SELECTION:
# Economy Canary Islands



## 90199 (Mar 21, 2010)

Unemployment fell for the last two months here in the Canaries.

The equivalent of the V.A.T. has been raised to 7% and that means fuel prices have risen by 10 cents. Diesel is now 1.03 € here on El Hierro


----------



## 90199 (Mar 21, 2010)

Reported last night on the local news channel,

"Unemployment has fallen for the last three months in the Canarian Archipelago,"

Although many are still unemployed, this as got to be good news!


----------



## nigele2 (Dec 25, 2009)

Hepa said:


> Reported last night on the local news channel,
> 
> "Unemployment has fallen for the last three months in the Canarian Archipelago,"
> 
> Although many are still unemployed, this as got to be good news!


Hepa on Tenerife my step daughter and her boyfriend have found some work for the last 3 months. It's not permanent or full time. Of course the problem will come when the high season ends. It will be interesting to see figures on the same basis for Sept to Nov.

It's also worth noting for anyone thinking of taking the plunge that this "slight decrease" in unemployment still leaves 36000+ more islanders unemployed than a year ago.

Hepa is your island still impacted by the volcanic activity or have all the resorts returned to a degree of normality?


----------



## 90199 (Mar 21, 2010)

The irresponsible scientists who predicted a series of earth quakes of 4.5 and above more or less killed of the tourist industry.

Once the story hit the press cancellations were immediate. The Parador was hit badly, my good friend Pedro lost his job. August however brought in more tourists.

The larger Canary Islands do not have a High and Low season, tourism is year round, perhaps a slight dip in January


----------



## nigele2 (Dec 25, 2009)

Hepa said:


> The irresponsible scientists who predicted a series of earth quakes of 4.5 and above more or less killed of the tourist industry.
> 
> Once the story hit the press cancellations were immediate. The Parador was hit badly, my good friend Pedro lost his job. August however brought in more tourists.


Hepa that is bad news. I've just looked on a diving site (BSAC) and Hierro hasn't had a mention for almost a year. I know diving is not the main reason to visit Hierro but it does illustrate that even when there is no bad news it will take some time to get back the punters.

I had thought diving a recent volcano might be a feature to promote 



Hepa said:


> The larger Canary Islands do not have a High and Low season, tourism is year round, perhaps a slight dip in January


On Tenerife there are certainly tourist seasons and sadly the employment opportunities follow it. Dec-Mar is for a mature audience seeking a break from the winter elsewhere. June-August is the younger set period. Lots of extra bar work on offer (well used to be). 

But lets hope for a miracle


----------



## 90199 (Mar 21, 2010)

INSTRUCTION A:
Answer these questions about the thread on the Canary Islands economy:
(i) What is the price of diesel on El Hierro?
(ii) How many more islanders are unemployed than a year ago?
(iii) Which months on Tenerife are the period for the younger set?
INSTRUCTION B: Rewrite the part of the thread on the Canary Islands economy that opens with the words "Hepa that is" and closes with "back the punters.", changing "punters" to "visitors".
The lines after the thread have no role in any of this.

EXTRACTED DATA:
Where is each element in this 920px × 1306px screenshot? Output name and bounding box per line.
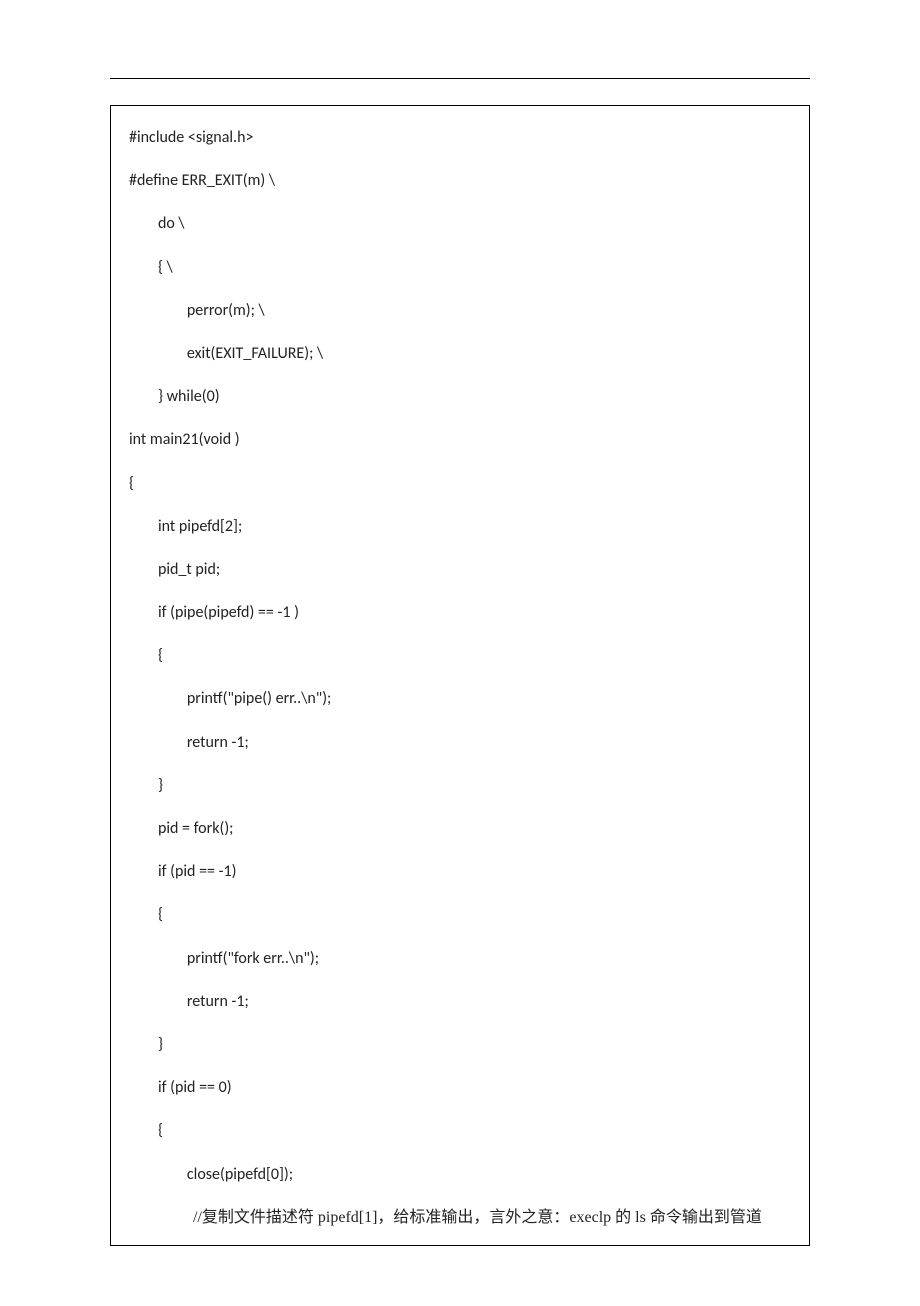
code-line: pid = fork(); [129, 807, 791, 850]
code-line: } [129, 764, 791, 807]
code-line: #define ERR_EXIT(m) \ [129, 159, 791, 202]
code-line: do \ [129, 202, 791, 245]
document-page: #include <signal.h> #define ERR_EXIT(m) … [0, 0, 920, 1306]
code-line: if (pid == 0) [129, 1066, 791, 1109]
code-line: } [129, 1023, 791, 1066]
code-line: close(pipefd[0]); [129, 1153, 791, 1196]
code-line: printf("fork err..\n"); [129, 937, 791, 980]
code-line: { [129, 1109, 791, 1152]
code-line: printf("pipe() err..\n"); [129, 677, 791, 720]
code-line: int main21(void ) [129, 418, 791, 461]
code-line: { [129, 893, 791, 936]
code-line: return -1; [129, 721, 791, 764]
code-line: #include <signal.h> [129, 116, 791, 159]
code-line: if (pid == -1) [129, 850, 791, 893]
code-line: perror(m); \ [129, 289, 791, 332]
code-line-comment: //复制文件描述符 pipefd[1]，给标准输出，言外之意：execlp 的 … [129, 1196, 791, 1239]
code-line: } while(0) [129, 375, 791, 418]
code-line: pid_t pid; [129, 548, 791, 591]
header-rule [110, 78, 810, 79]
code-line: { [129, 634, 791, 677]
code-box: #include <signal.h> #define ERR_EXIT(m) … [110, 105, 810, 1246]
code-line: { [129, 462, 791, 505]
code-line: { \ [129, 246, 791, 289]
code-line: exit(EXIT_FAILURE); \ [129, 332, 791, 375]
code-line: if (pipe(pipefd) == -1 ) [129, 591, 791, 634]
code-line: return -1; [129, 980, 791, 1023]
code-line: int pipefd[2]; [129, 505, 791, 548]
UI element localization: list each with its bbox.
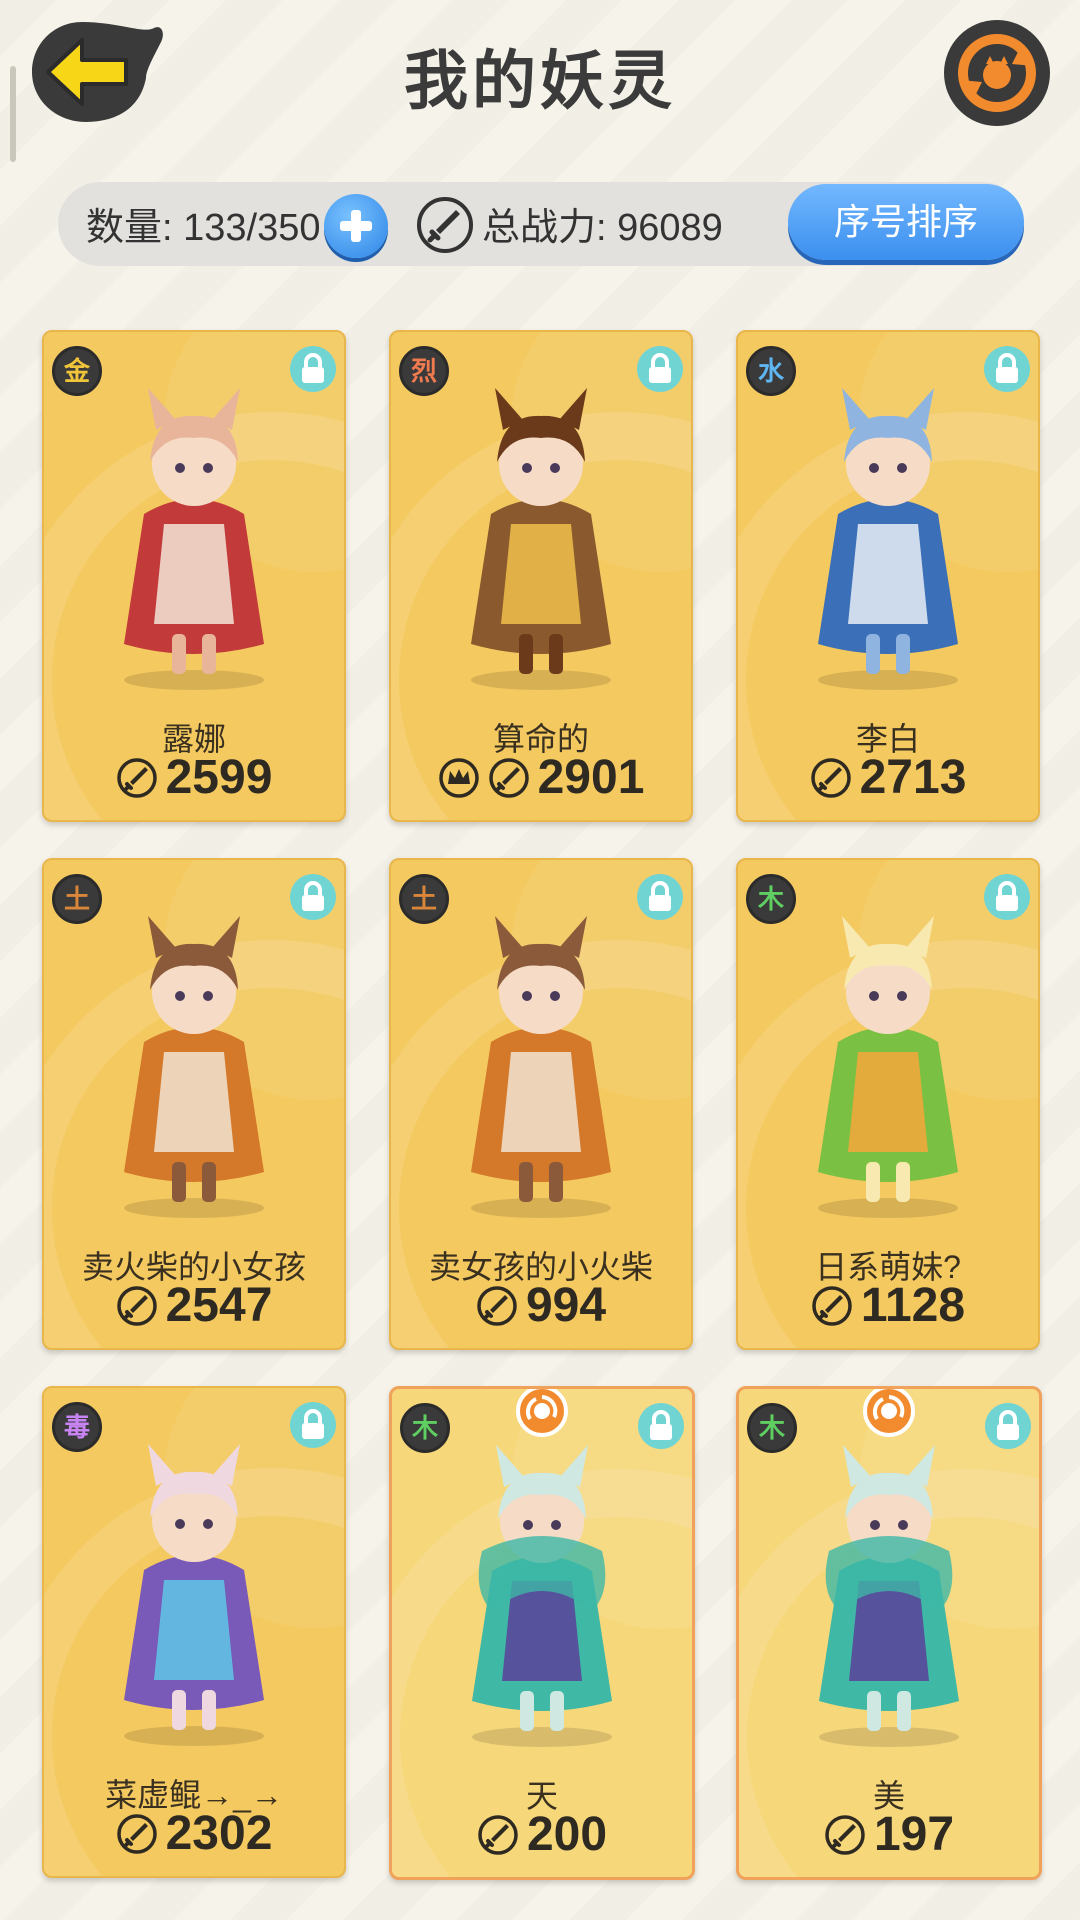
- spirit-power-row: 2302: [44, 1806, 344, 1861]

RESPONSE A:
(i) 1.03 €
(ii) 36000+
(iii) June-August

RESPONSE B:
Hepa that is bad news. I've just looked on a diving site (BSAC) and Hierro hasn't had a mention for almost a year. I know diving is not the main reason to visit Hierro but it does illustrate that even when there is no bad news it will take some time to get back the visitors.